REQUIRED WORK: The records that follow must be repeated verbatim, every one of them.

THE INPUT:
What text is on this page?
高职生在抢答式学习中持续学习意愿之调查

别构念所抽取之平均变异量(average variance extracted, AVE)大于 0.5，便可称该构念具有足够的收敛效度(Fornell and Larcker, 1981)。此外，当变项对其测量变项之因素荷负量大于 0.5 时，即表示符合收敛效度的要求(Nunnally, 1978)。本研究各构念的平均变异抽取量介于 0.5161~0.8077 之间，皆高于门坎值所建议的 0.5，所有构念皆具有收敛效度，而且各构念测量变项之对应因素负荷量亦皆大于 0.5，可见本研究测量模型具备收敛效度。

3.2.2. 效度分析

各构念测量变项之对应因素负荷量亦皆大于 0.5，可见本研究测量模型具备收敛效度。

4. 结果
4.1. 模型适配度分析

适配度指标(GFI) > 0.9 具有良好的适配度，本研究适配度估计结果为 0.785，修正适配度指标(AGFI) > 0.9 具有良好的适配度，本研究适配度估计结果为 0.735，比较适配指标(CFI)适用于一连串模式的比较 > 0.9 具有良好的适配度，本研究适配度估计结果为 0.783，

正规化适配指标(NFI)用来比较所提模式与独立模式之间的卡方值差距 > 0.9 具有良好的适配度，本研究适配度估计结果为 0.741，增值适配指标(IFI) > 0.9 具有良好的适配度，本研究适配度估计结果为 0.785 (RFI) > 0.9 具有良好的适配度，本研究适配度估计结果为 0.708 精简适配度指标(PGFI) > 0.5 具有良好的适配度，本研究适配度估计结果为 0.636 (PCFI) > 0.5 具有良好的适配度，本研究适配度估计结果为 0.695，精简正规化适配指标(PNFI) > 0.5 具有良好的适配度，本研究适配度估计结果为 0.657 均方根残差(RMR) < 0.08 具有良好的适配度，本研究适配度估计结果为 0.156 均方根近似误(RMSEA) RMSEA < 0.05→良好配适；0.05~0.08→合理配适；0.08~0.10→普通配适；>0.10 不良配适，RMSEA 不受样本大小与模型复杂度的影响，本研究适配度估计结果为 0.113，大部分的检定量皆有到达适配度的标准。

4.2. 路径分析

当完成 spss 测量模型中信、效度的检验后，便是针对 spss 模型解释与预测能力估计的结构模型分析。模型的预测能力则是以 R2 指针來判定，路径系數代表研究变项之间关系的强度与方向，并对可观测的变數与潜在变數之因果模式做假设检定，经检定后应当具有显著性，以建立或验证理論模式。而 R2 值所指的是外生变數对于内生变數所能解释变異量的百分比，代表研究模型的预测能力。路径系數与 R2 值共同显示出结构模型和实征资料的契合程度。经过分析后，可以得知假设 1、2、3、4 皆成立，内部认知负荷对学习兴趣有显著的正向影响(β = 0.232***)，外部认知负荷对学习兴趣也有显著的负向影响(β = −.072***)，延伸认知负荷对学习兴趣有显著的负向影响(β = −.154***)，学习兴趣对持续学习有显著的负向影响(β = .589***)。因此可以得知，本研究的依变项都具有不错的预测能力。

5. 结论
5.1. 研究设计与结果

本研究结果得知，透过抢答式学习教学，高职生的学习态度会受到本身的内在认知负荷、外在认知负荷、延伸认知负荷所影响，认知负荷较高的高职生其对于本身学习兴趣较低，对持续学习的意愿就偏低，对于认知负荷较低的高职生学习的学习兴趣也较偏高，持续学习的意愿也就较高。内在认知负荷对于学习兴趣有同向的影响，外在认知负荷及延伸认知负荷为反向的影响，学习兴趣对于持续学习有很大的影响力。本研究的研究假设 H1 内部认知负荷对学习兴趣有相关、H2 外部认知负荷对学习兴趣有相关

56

TASK RESULT:
What text is on this page?
高职生在抢答式学习中持续学习意愿之调查

别构念所抽取之平均变异量(average variance extracted, AVE)大于 0.5，便可称该构念具有足够的收敛效度(Fornell and Larcker, 1981)。此外，当变项对其测量变项之因素荷负量大于 0.5 时，即表示符合收敛效度的要求(Nunnally, 1978)。本研究各构念的平均变异抽取量介于 0.5161~0.8077 之间，皆高于门坎值所建议的 0.5，所有构念皆具有收敛效度，而且各构念测量变项之对应因素负荷量亦皆大于 0.5，可见本研究测量模型具备收敛效度。

3.2.2. 效度分析

各构念测量变项之对应因素负荷量亦皆大于 0.5，可见本研究测量模型具备收敛效度。

4. 结果
4.1. 模型适配度分析

适配度指标(GFI) > 0.9 具有良好的适配度，本研究适配度估计结果为 0.785，修正适配度指标(AGFI) > 0.9 具有良好的适配度，本研究适配度估计结果为 0.735，比较适配指标(CFI)适用于一连串模式的比较 > 0.9 具有良好的适配度，本研究适配度估计结果为 0.783，

正规化适配指标(NFI)用来比较所提模式与独立模式之间的卡方值差距 > 0.9 具有良好的适配度，本研究适配度估计结果为 0.741，增值适配指标(IFI) > 0.9 具有良好的适配度，本研究适配度估计结果为 0.785 (RFI) > 0.9 具有良好的适配度，本研究适配度估计结果为 0.708 精简适配度指标(PGFI) > 0.5 具有良好的适配度，本研究适配度估计结果为 0.636 (PCFI) > 0.5 具有良好的适配度，本研究适配度估计结果为 0.695，精简正规化适配指标(PNFI) > 0.5 具有良好的适配度，本研究适配度估计结果为 0.657 均方根残差(RMR) < 0.08 具有良好的适配度，本研究适配度估计结果为 0.156 均方根近似误(RMSEA) RMSEA < 0.05→良好配适；0.05~0.08→合理配适；0.08~0.10→普通配适；>0.10 不良配适，RMSEA 不受样本大小与模型复杂度的影响，本研究适配度估计结果为 0.113，大部分的检定量皆有到达适配度的标准。

4.2. 路径分析

当完成 spss 测量模型中信、效度的检验后，便是针对 spss 模型解释与预测能力估计的结构模型分析。模型的预测能力则是以 R2 指针來判定，路径系數代表研究变项之间关系的强度与方向，并对可观测的变數与潜在变數之因果模式做假设检定，经检定后应当具有显著性，以建立或验证理論模式。而 R2 值所指的是外生变數对于内生变數所能解释变異量的百分比，代表研究模型的预测能力。路径系數与 R2 值共同显示出结构模型和实征资料的契合程度。经过分析后，可以得知假设 1、2、3、4 皆成立，内部认知负荷对学习兴趣有显著的正向影响(β = 0.232***)，外部认知负荷对学习兴趣也有显著的负向影响(β = −.072***)，延伸认知负荷对学习兴趣有显著的负向影响(β = −.154***)，学习兴趣对持续学习有显著的负向影响(β = .589***)。因此可以得知，本研究的依变项都具有不错的预测能力。

5. 结论
5.1. 研究设计与结果

本研究结果得知，透过抢答式学习教学，高职生的学习态度会受到本身的内在认知负荷、外在认知负荷、延伸认知负荷所影响，认知负荷较高的高职生其对于本身学习兴趣较低，对持续学习的意愿就偏低，对于认知负荷较低的高职生学习的学习兴趣也较偏高，持续学习的意愿也就较高。内在认知负荷对于学习兴趣有同向的影响，外在认知负荷及延伸认知负荷为反向的影响，学习兴趣对于持续学习有很大的影响力。本研究的研究假设 H1 内部认知负荷对学习兴趣有相关、H2 外部认知负荷对学习兴趣有相关

56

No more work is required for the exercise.